> [What to produce]:
Only the pictures are left out: repeat the rest of the entries exactly.

Recorded data:

══════

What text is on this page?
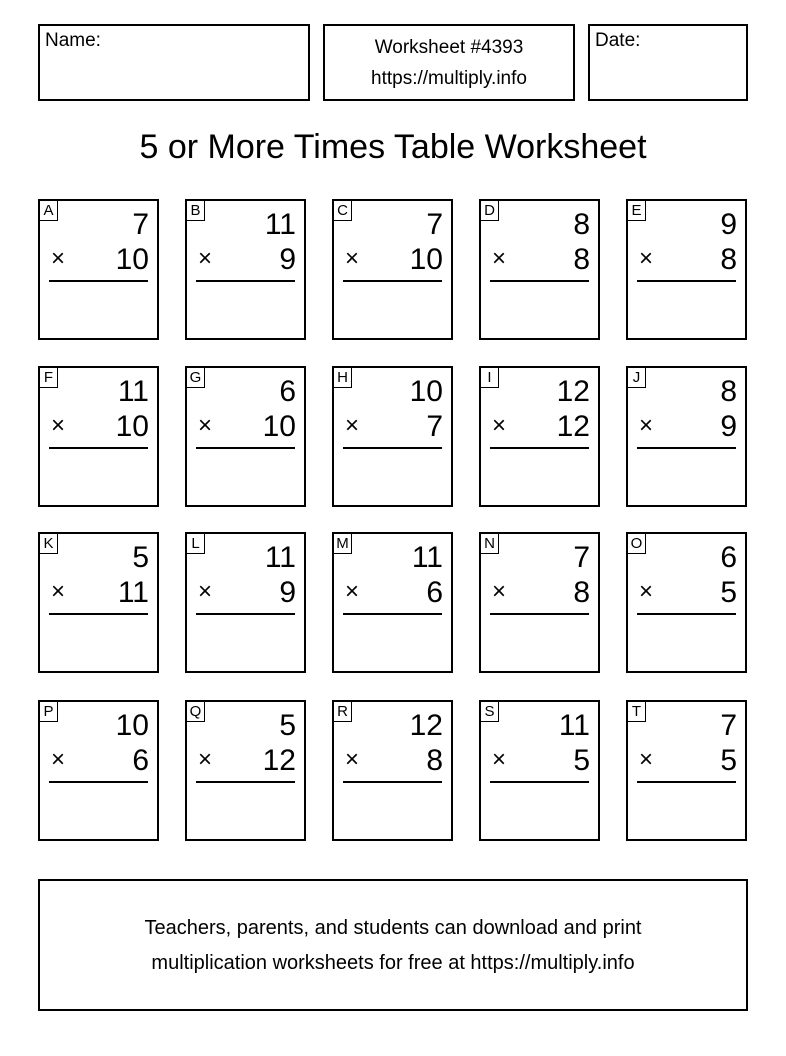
Name:	Worksheet #4393
https://multiply.info
Date:
5 or More Times Table Worksheet
A	7
× 10
B 11
× 9
C	7
× 10
D	8
× 8
E	9
× 8
F 11
× 10
G	6
× 10
H 10
× 7
I 12
× 12
J	8
× 9
K	5
× 11
L 11
× 9
M 11
× 6
N	7
× 8
O	6
× 5
P 10
× 6
Q	5
× 12
R 12
× 8
S 11
× 5
T	7
× 5
Teachers, parents, and students can download and print
multiplication worksheets for free at https://multiply.info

══════

> [Output]:
What text is on this page?
Name:	Worksheet #4393
https://multiply.info
Date:
5 or More Times Table Worksheet
A	7
× 10
B 11
× 9
C	7
× 10
D	8
× 8
E	9
× 8
F 11
× 10
G	6
× 10
H 10
× 7
I 12
× 12
J	8
× 9
K	5
× 11
L 11
× 9
M 11
× 6
N	7
× 8
O	6
× 5
P 10
× 6
Q	5
× 12
R 12
× 8
S 11
× 5
T	7
× 5
Teachers, parents, and students can download and print
multiplication worksheets for free at https://multiply.info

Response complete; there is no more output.